Within the records below, find each line that holds the string "minimise", then copy it.

☆ ☆ ☆ ☆ ☆

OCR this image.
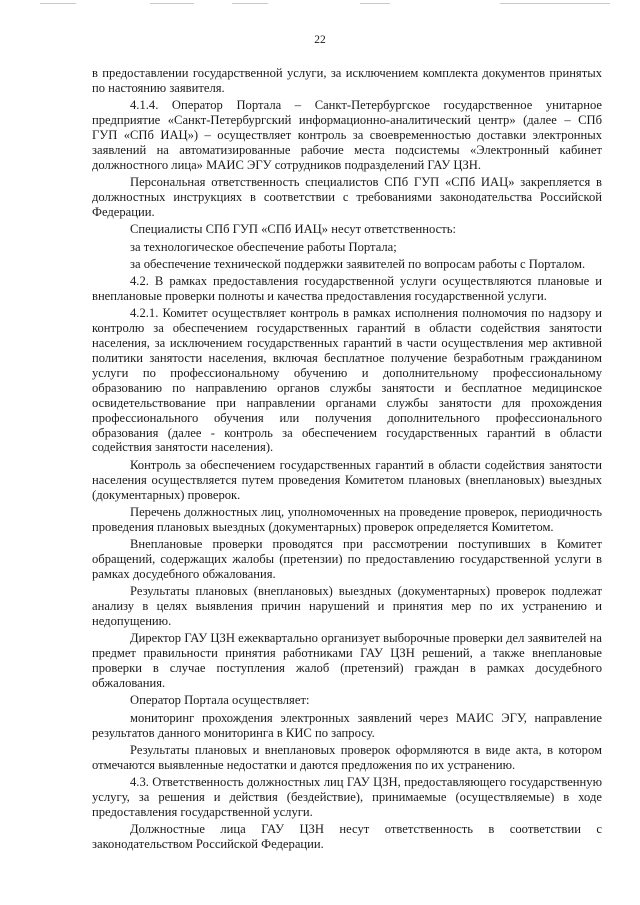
22

в предоставлении государственной услуги, за исключением комплекта документов принятых по настоянию заявителя.

4.1.4. Оператор Портала – Санкт-Петербургское государственное унитарное предприятие «Санкт-Петербургский информационно-аналитический центр» (далее – СПб ГУП «СПб ИАЦ») – осуществляет контроль за своевременностью доставки электронных заявлений на автоматизированные рабочие места подсистемы «Электронный кабинет должностного лица» МАИС ЭГУ сотрудников подразделений ГАУ ЦЗН.

Персональная ответственность специалистов СПб ГУП «СПб ИАЦ» закрепляется в должностных инструкциях в соответствии с требованиями законодательства Российской Федерации.

Специалисты СПб ГУП «СПб ИАЦ» несут ответственность:

за технологическое обеспечение работы Портала;

за обеспечение технической поддержки заявителей по вопросам работы с Порталом.

4.2. В рамках предоставления государственной услуги осуществляются плановые и внеплановые проверки полноты и качества предоставления государственной услуги.

4.2.1. Комитет осуществляет контроль в рамках исполнения полномочия по надзору и контролю за обеспечением государственных гарантий в области содействия занятости населения, за исключением государственных гарантий в части осуществления мер активной политики занятости населения, включая бесплатное получение безработным гражданином услуги по профессиональному обучению и дополнительному профессиональному образованию по направлению органов службы занятости и бесплатное медицинское освидетельствование при направлении органами службы занятости для прохождения профессионального обучения или получения дополнительного профессионального образования (далее - контроль за обеспечением государственных гарантий в области содействия занятости населения).

Контроль за обеспечением государственных гарантий в области содействия занятости населения осуществляется путем проведения Комитетом плановых (внеплановых) выездных (документарных) проверок.

Перечень должностных лиц, уполномоченных на проведение проверок, периодичность проведения плановых выездных (документарных) проверок определяется Комитетом.

Внеплановые проверки проводятся при рассмотрении поступивших в Комитет обращений, содержащих жалобы (претензии) по предоставлению государственной услуги в рамках досудебного обжалования.

Результаты плановых (внеплановых) выездных (документарных) проверок подлежат анализу в целях выявления причин нарушений и принятия мер по их устранению и недопущению.

Директор ГАУ ЦЗН ежеквартально организует выборочные проверки дел заявителей на предмет правильности принятия работниками ГАУ ЦЗН решений, а также внеплановые проверки в случае поступления жалоб (претензий) граждан в рамках досудебного обжалования.

Оператор Портала осуществляет:

мониторинг прохождения электронных заявлений через МАИС ЭГУ, направление результатов данного мониторинга в КИС по запросу.

Результаты плановых и внеплановых проверок оформляются в виде акта, в котором отмечаются выявленные недостатки и даются предложения по их устранению.

4.3. Ответственность должностных лиц ГАУ ЦЗН, предоставляющего государственную услугу, за решения и действия (бездействие), принимаемые (осуществляемые) в ходе предоставления государственной услуги.

Должностные лица ГАУ ЦЗН несут ответственность в соответствии с законодательством Российской Федерации.
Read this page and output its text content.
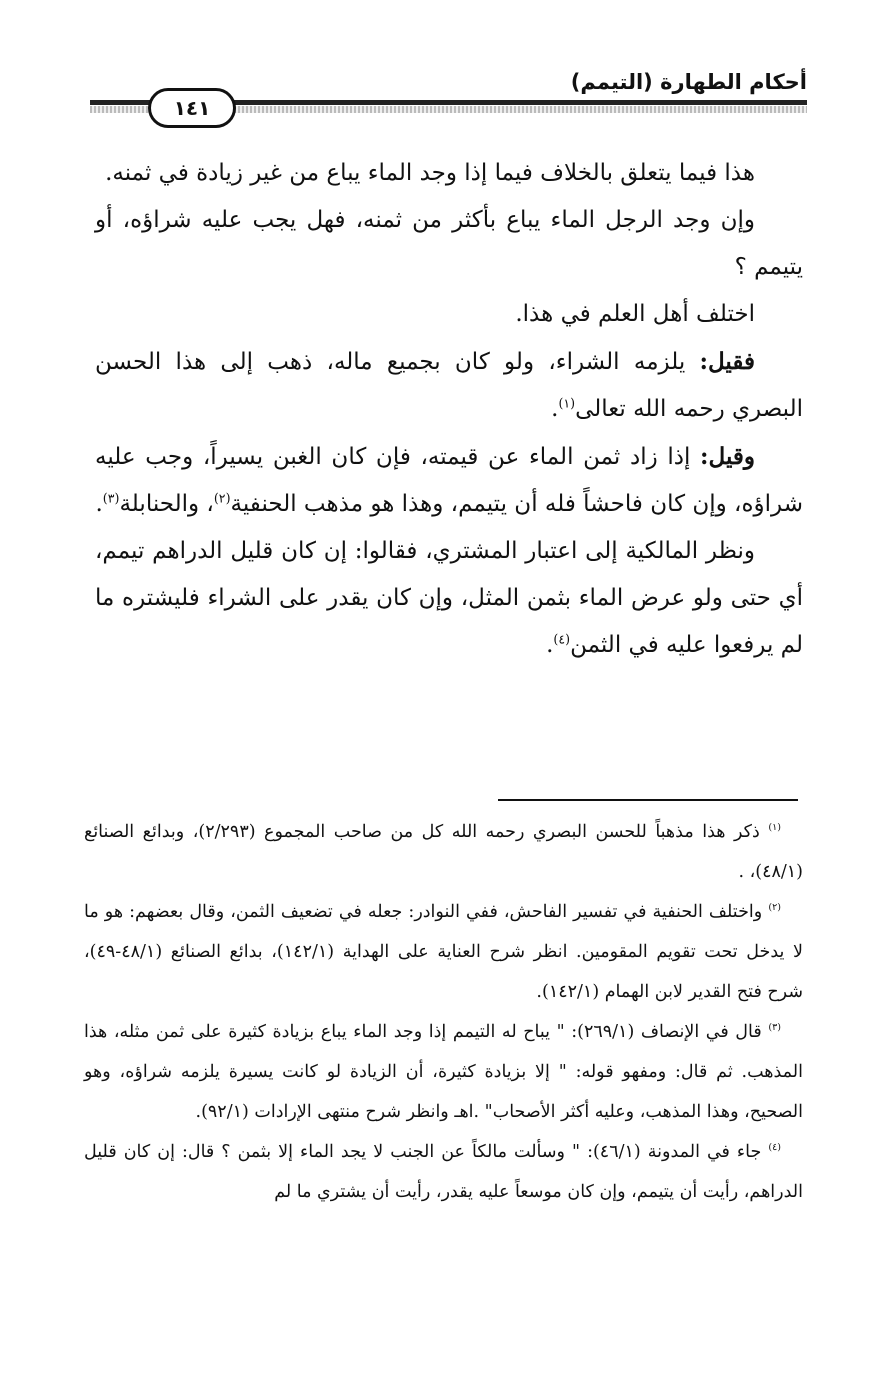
أحكام الطهارة (التيمم)
١٤١

هذا فيما يتعلق بالخلاف فيما إذا وجد الماء يباع من غير زيادة في ثمنه.

وإن وجد الرجل الماء يباع بأكثر من ثمنه، فهل يجب عليه شراؤه، أو يتيمم ؟

اختلف أهل العلم في هذا.

فقيل: يلزمه الشراء، ولو كان بجميع ماله، ذهب إلى هذا الحسن البصري رحمه الله تعالى$^{(١)}$.

وقيل: إذا زاد ثمن الماء عن قيمته، فإن كان الغبن يسيراً، وجب عليه شراؤه، وإن كان فاحشاً فله أن يتيمم، وهذا هو مذهب الحنفية$^{(٢)}$، والحنابلة$^{(٣)}$.

ونظر المالكية إلى اعتبار المشتري، فقالوا: إن كان قليل الدراهم تيمم، أي حتى ولو عرض الماء بثمن المثل، وإن كان يقدر على الشراء فليشتره ما لم يرفعوا عليه في الثمن$^{(٤)}$.

$^{(١)}$ ذكر هذا مذهباً للحسن البصري رحمه الله كل من صاحب المجموع (٢/٢٩٣)، وبدائع الصنائع (٤٨/١)، .

$^{(٢)}$ واختلف الحنفية في تفسير الفاحش، ففي النوادر: جعله في تضعيف الثمن، وقال بعضهم: هو ما لا يدخل تحت تقويم المقومين. انظر شرح العناية على الهداية (١٤٢/١)، بدائع الصنائع (٤٨/١-٤٩)، شرح فتح القدير لابن الهمام (١٤٢/١).

$^{(٣)}$ قال في الإنصاف (٢٦٩/١): " يباح له التيمم إذا وجد الماء يباع بزيادة كثيرة على ثمن مثله، هذا المذهب. ثم قال: ومفهو قوله: " إلا بزيادة كثيرة، أن الزيادة لو كانت يسيرة يلزمه شراؤه، وهو الصحيح، وهذا المذهب، وعليه أكثر الأصحاب" .اهـ وانظر شرح منتهى الإرادات (٩٢/١).

$^{(٤)}$ جاء في المدونة (٤٦/١): " وسألت مالكاً عن الجنب لا يجد الماء إلا بثمن ؟ قال: إن كان قليل الدراهم، رأيت أن يتيمم، وإن كان موسعاً عليه يقدر، رأيت أن يشتري ما لم
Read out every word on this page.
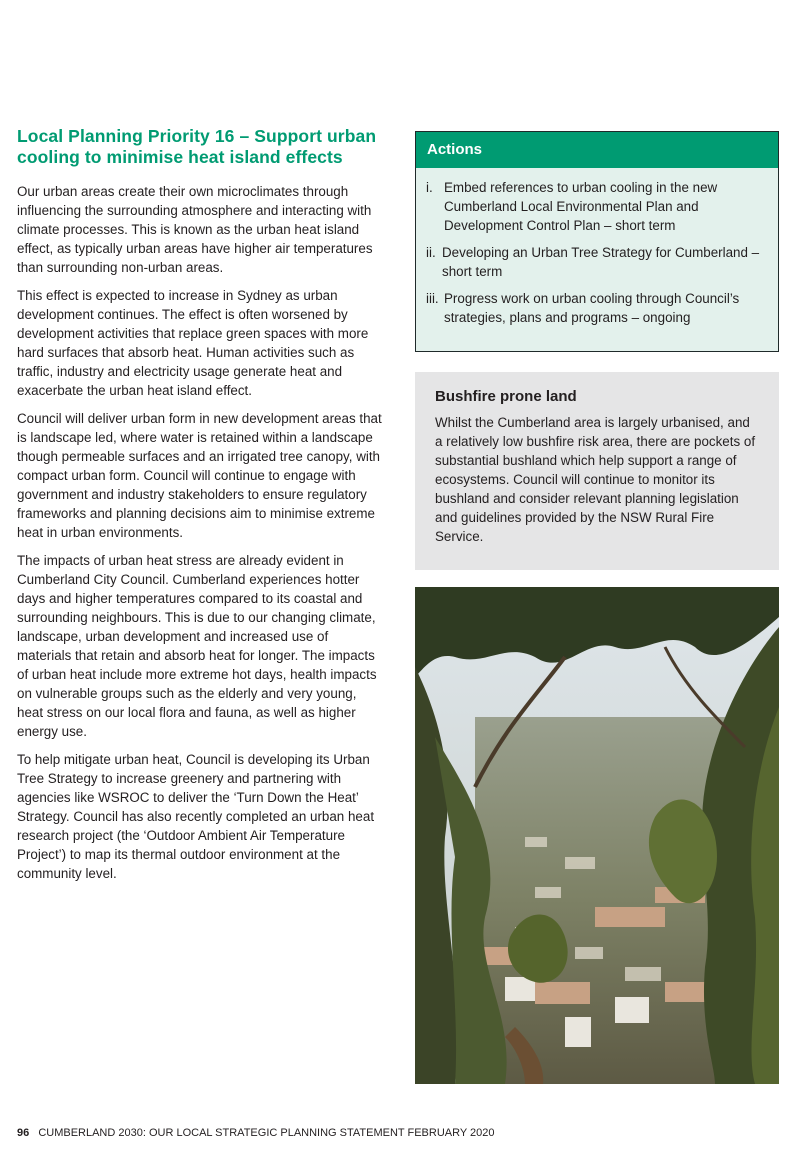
Local Planning Priority 16 – Support urban cooling to minimise heat island effects

Our urban areas create their own microclimates through influencing the surrounding atmosphere and interacting with climate processes. This is known as the urban heat island effect, as typically urban areas have higher air temperatures than surrounding non-urban areas.

This effect is expected to increase in Sydney as urban development continues. The effect is often worsened by development activities that replace green spaces with more hard surfaces that absorb heat. Human activities such as traffic, industry and electricity usage generate heat and exacerbate the urban heat island effect.

Council will deliver urban form in new development areas that is landscape led, where water is retained within a landscape though permeable surfaces and an irrigated tree canopy, with compact urban form. Council will continue to engage with government and industry stakeholders to ensure regulatory frameworks and planning decisions aim to minimise extreme heat in urban environments.

The impacts of urban heat stress are already evident in Cumberland City Council. Cumberland experiences hotter days and higher temperatures compared to its coastal and surrounding neighbours. This is due to our changing climate, landscape, urban development and increased use of materials that retain and absorb heat for longer. The impacts of urban heat include more extreme hot days, health impacts on vulnerable groups such as the elderly and very young, heat stress on our local flora and fauna, as well as higher energy use.

To help mitigate urban heat, Council is developing its Urban Tree Strategy to increase greenery and partnering with agencies like WSROC to deliver the ‘Turn Down the Heat’ Strategy. Council has also recently completed an urban heat research project (the ‘Outdoor Ambient Air Temperature Project’) to map its thermal outdoor environment at the community level.

Actions
i. Embed references to urban cooling in the new Cumberland Local Environmental Plan and Development Control Plan – short term
ii. Developing an Urban Tree Strategy for Cumberland – short term
iii. Progress work on urban cooling through Council’s strategies, plans and programs – ongoing
Bushfire prone land

Whilst the Cumberland area is largely urbanised, and a relatively low bushfire risk area, there are pockets of substantial bushland which help support a range of ecosystems. Council will continue to monitor its bushland and consider relevant planning legislation and guidelines provided by the NSW Rural Fire Service.

96 CUMBERLAND 2030: OUR LOCAL STRATEGIC PLANNING STATEMENT FEBRUARY 2020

☆ ☆ ☆ ☆ ☆

_EXERCISE RESULT:_
Local Planning Priority 16 – Support urban cooling to minimise heat island effects
Council will deliver urban form in new development areas that is landscape led, where water is retained within a landscape though permeable surfaces and an irrigated tree canopy, with compact urban form. Council will continue to engage with government and industry stakeholders to ensure regulatory frameworks and planning decisions aim to minimise extreme heat in urban environments.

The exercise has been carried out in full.